* **WORK REQUIRED**: Restate each line word for word. Leave out every picture.

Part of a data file
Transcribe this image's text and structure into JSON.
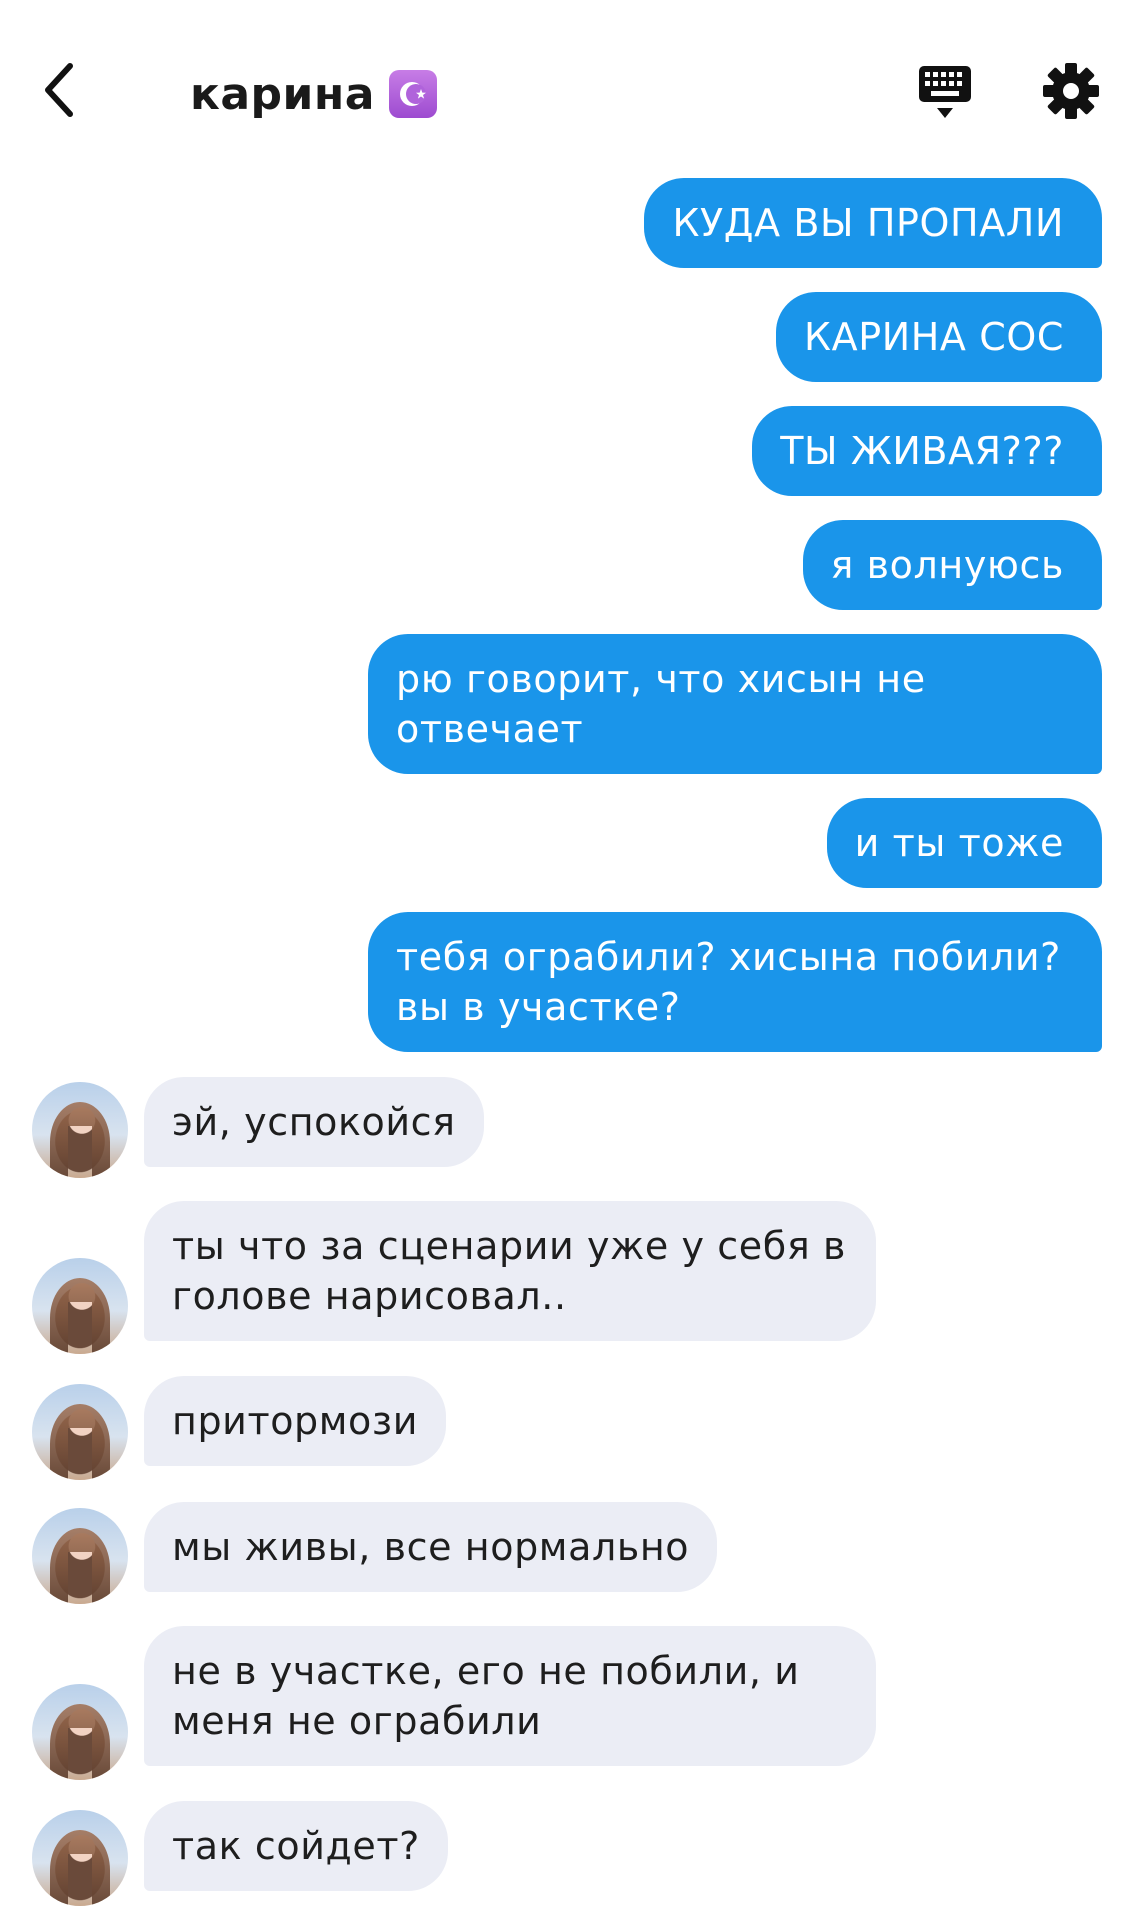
{
  "header": {
    "back_icon": "chevron-left-icon",
    "title": "карина",
    "title_emoji": "☪️",
    "keyboard_icon": "keyboard-icon",
    "settings_icon": "gear-icon"
  },
  "colors": {
    "outgoing_bubble": "#1a95ea",
    "incoming_bubble": "#ebedf5",
    "outgoing_text": "#ffffff",
    "incoming_text": "#1e1e1e"
  },
  "messages": [
    {
      "direction": "outgoing",
      "text": "КУДА ВЫ ПРОПАЛИ"
    },
    {
      "direction": "outgoing",
      "text": "КАРИНА СОС"
    },
    {
      "direction": "outgoing",
      "text": "ТЫ ЖИВАЯ???"
    },
    {
      "direction": "outgoing",
      "text": "я волнуюсь"
    },
    {
      "direction": "outgoing",
      "text": "рю говорит, что хисын не отвечает"
    },
    {
      "direction": "outgoing",
      "text": "и ты тоже"
    },
    {
      "direction": "outgoing",
      "text": "тебя ограбили? хисына побили? вы в участке?"
    },
    {
      "direction": "incoming",
      "text": "эй, успокойся"
    },
    {
      "direction": "incoming",
      "text": "ты что за сценарии уже у себя в голове нарисовал.."
    },
    {
      "direction": "incoming",
      "text": "притормози"
    },
    {
      "direction": "incoming",
      "text": "мы живы, все нормально"
    },
    {
      "direction": "incoming",
      "text": "не в участке, его не побили, и меня не ограбили"
    },
    {
      "direction": "incoming",
      "text": "так сойдет?"
    }
  ]
}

* **ANSWER TO THIS EXERCISE**:
Transcribe this image's text and structure into JSON.
{
  "header": {
    "back_icon": "chevron-left-icon",
    "title": "карина",
    "title_emoji": "☪️",
    "keyboard_icon": "keyboard-icon",
    "settings_icon": "gear-icon"
  },
  "colors": {
    "outgoing_bubble": "#1a95ea",
    "incoming_bubble": "#ebedf5",
    "outgoing_text": "#ffffff",
    "incoming_text": "#1e1e1e"
  },
  "messages": [
    {
      "direction": "outgoing",
      "text": "КУДА ВЫ ПРОПАЛИ"
    },
    {
      "direction": "outgoing",
      "text": "КАРИНА СОС"
    },
    {
      "direction": "outgoing",
      "text": "ТЫ ЖИВАЯ???"
    },
    {
      "direction": "outgoing",
      "text": "я волнуюсь"
    },
    {
      "direction": "outgoing",
      "text": "рю говорит, что хисын не отвечает"
    },
    {
      "direction": "outgoing",
      "text": "и ты тоже"
    },
    {
      "direction": "outgoing",
      "text": "тебя ограбили? хисына побили? вы в участке?"
    },
    {
      "direction": "incoming",
      "text": "эй, успокойся"
    },
    {
      "direction": "incoming",
      "text": "ты что за сценарии уже у себя в голове нарисовал.."
    },
    {
      "direction": "incoming",
      "text": "притормози"
    },
    {
      "direction": "incoming",
      "text": "мы живы, все нормально"
    },
    {
      "direction": "incoming",
      "text": "не в участке, его не побили, и меня не ограбили"
    },
    {
      "direction": "incoming",
      "text": "так сойдет?"
    }
  ]
}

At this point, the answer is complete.